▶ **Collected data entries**

· · · · ·

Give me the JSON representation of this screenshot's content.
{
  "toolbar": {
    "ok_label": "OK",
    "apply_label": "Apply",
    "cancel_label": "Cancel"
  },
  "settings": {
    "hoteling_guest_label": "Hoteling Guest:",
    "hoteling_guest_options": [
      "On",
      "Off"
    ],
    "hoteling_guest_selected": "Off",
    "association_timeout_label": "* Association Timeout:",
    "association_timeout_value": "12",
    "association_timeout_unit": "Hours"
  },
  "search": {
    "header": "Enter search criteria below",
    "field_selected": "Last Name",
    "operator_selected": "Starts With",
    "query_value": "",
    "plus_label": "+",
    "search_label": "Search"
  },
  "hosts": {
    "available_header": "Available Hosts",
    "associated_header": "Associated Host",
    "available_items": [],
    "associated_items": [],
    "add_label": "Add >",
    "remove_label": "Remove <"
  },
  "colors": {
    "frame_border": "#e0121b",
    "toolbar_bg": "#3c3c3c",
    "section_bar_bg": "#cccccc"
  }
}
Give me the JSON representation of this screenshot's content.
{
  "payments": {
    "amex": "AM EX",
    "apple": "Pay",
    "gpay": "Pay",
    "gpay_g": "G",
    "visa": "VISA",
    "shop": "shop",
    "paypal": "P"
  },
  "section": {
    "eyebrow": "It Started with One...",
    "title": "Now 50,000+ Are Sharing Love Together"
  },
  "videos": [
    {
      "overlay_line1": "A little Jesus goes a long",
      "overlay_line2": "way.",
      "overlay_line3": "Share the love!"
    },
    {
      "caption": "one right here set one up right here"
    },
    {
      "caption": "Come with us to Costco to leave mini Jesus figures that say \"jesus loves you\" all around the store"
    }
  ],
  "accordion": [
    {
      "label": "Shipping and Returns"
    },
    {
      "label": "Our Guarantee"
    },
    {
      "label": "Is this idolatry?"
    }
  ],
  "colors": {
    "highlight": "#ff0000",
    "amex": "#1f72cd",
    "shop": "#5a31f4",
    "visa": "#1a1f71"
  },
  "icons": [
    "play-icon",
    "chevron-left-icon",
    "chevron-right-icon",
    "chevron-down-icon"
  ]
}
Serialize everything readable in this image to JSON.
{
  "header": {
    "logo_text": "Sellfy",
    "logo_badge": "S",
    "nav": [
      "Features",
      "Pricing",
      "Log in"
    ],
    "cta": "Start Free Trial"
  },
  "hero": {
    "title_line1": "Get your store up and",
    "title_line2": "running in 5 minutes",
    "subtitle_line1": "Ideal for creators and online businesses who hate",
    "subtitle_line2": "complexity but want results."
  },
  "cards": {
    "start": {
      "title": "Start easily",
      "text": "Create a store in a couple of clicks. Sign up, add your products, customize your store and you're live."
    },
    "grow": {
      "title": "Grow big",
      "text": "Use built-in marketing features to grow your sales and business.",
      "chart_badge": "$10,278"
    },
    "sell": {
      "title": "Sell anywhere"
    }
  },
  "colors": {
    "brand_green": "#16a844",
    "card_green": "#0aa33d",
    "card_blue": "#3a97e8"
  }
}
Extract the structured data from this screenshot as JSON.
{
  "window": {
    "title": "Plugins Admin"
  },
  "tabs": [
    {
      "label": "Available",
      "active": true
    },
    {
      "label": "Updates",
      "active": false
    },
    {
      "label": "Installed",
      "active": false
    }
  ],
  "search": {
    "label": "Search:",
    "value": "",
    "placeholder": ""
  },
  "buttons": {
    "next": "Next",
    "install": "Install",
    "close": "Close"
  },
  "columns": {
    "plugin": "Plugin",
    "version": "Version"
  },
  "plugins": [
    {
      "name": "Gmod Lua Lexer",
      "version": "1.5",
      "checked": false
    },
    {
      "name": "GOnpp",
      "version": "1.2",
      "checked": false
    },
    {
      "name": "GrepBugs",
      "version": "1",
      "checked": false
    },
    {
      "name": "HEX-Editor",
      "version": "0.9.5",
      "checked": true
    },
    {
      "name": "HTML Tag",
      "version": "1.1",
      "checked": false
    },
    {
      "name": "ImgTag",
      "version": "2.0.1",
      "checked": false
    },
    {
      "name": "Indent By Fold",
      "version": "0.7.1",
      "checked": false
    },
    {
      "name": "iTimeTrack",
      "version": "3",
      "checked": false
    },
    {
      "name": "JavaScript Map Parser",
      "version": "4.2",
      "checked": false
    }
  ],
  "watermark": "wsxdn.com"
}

· · · · ·

Using the data above, repeat every line exactly.

▶ **Problem solution**
Give me the JSON representation of this screenshot's content.
{
  "toolbar": {
    "ok_label": "OK",
    "apply_label": "Apply",
    "cancel_label": "Cancel"
  },
  "settings": {
    "hoteling_guest_label": "Hoteling Guest:",
    "hoteling_guest_options": [
      "On",
      "Off"
    ],
    "hoteling_guest_selected": "Off",
    "association_timeout_label": "* Association Timeout:",
    "association_timeout_value": "12",
    "association_timeout_unit": "Hours"
  },
  "search": {
    "header": "Enter search criteria below",
    "field_selected": "Last Name",
    "operator_selected": "Starts With",
    "query_value": "",
    "plus_label": "+",
    "search_label": "Search"
  },
  "hosts": {
    "available_header": "Available Hosts",
    "associated_header": "Associated Host",
    "available_items": [],
    "associated_items": [],
    "add_label": "Add >",
    "remove_label": "Remove <"
  },
  "colors": {
    "frame_border": "#e0121b",
    "toolbar_bg": "#3c3c3c",
    "section_bar_bg": "#cccccc"
  }
}
Give me the JSON representation of this screenshot's content.
{
  "payments": {
    "amex": "AM EX",
    "apple": "Pay",
    "gpay": "Pay",
    "gpay_g": "G",
    "visa": "VISA",
    "shop": "shop",
    "paypal": "P"
  },
  "section": {
    "eyebrow": "It Started with One...",
    "title": "Now 50,000+ Are Sharing Love Together"
  },
  "videos": [
    {
      "overlay_line1": "A little Jesus goes a long",
      "overlay_line2": "way.",
      "overlay_line3": "Share the love!"
    },
    {
      "caption": "one right here set one up right here"
    },
    {
      "caption": "Come with us to Costco to leave mini Jesus figures that say \"jesus loves you\" all around the store"
    }
  ],
  "accordion": [
    {
      "label": "Shipping and Returns"
    },
    {
      "label": "Our Guarantee"
    },
    {
      "label": "Is this idolatry?"
    }
  ],
  "colors": {
    "highlight": "#ff0000",
    "amex": "#1f72cd",
    "shop": "#5a31f4",
    "visa": "#1a1f71"
  },
  "icons": [
    "play-icon",
    "chevron-left-icon",
    "chevron-right-icon",
    "chevron-down-icon"
  ]
}
Serialize everything readable in this image to JSON.
{
  "header": {
    "logo_text": "Sellfy",
    "logo_badge": "S",
    "nav": [
      "Features",
      "Pricing",
      "Log in"
    ],
    "cta": "Start Free Trial"
  },
  "hero": {
    "title_line1": "Get your store up and",
    "title_line2": "running in 5 minutes",
    "subtitle_line1": "Ideal for creators and online businesses who hate",
    "subtitle_line2": "complexity but want results."
  },
  "cards": {
    "start": {
      "title": "Start easily",
      "text": "Create a store in a couple of clicks. Sign up, add your products, customize your store and you're live."
    },
    "grow": {
      "title": "Grow big",
      "text": "Use built-in marketing features to grow your sales and business.",
      "chart_badge": "$10,278"
    },
    "sell": {
      "title": "Sell anywhere"
    }
  },
  "colors": {
    "brand_green": "#16a844",
    "card_green": "#0aa33d",
    "card_blue": "#3a97e8"
  }
}
Extract the structured data from this screenshot as JSON.
{
  "window": {
    "title": "Plugins Admin"
  },
  "tabs": [
    {
      "label": "Available",
      "active": true
    },
    {
      "label": "Updates",
      "active": false
    },
    {
      "label": "Installed",
      "active": false
    }
  ],
  "search": {
    "label": "Search:",
    "value": "",
    "placeholder": ""
  },
  "buttons": {
    "next": "Next",
    "install": "Install",
    "close": "Close"
  },
  "columns": {
    "plugin": "Plugin",
    "version": "Version"
  },
  "plugins": [
    {
      "name": "Gmod Lua Lexer",
      "version": "1.5",
      "checked": false
    },
    {
      "name": "GOnpp",
      "version": "1.2",
      "checked": false
    },
    {
      "name": "GrepBugs",
      "version": "1",
      "checked": false
    },
    {
      "name": "HEX-Editor",
      "version": "0.9.5",
      "checked": true
    },
    {
      "name": "HTML Tag",
      "version": "1.1",
      "checked": false
    },
    {
      "name": "ImgTag",
      "version": "2.0.1",
      "checked": false
    },
    {
      "name": "Indent By Fold",
      "version": "0.7.1",
      "checked": false
    },
    {
      "name": "iTimeTrack",
      "version": "3",
      "checked": false
    },
    {
      "name": "JavaScript Map Parser",
      "version": "4.2",
      "checked": false
    }
  ],
  "watermark": "wsxdn.com"
}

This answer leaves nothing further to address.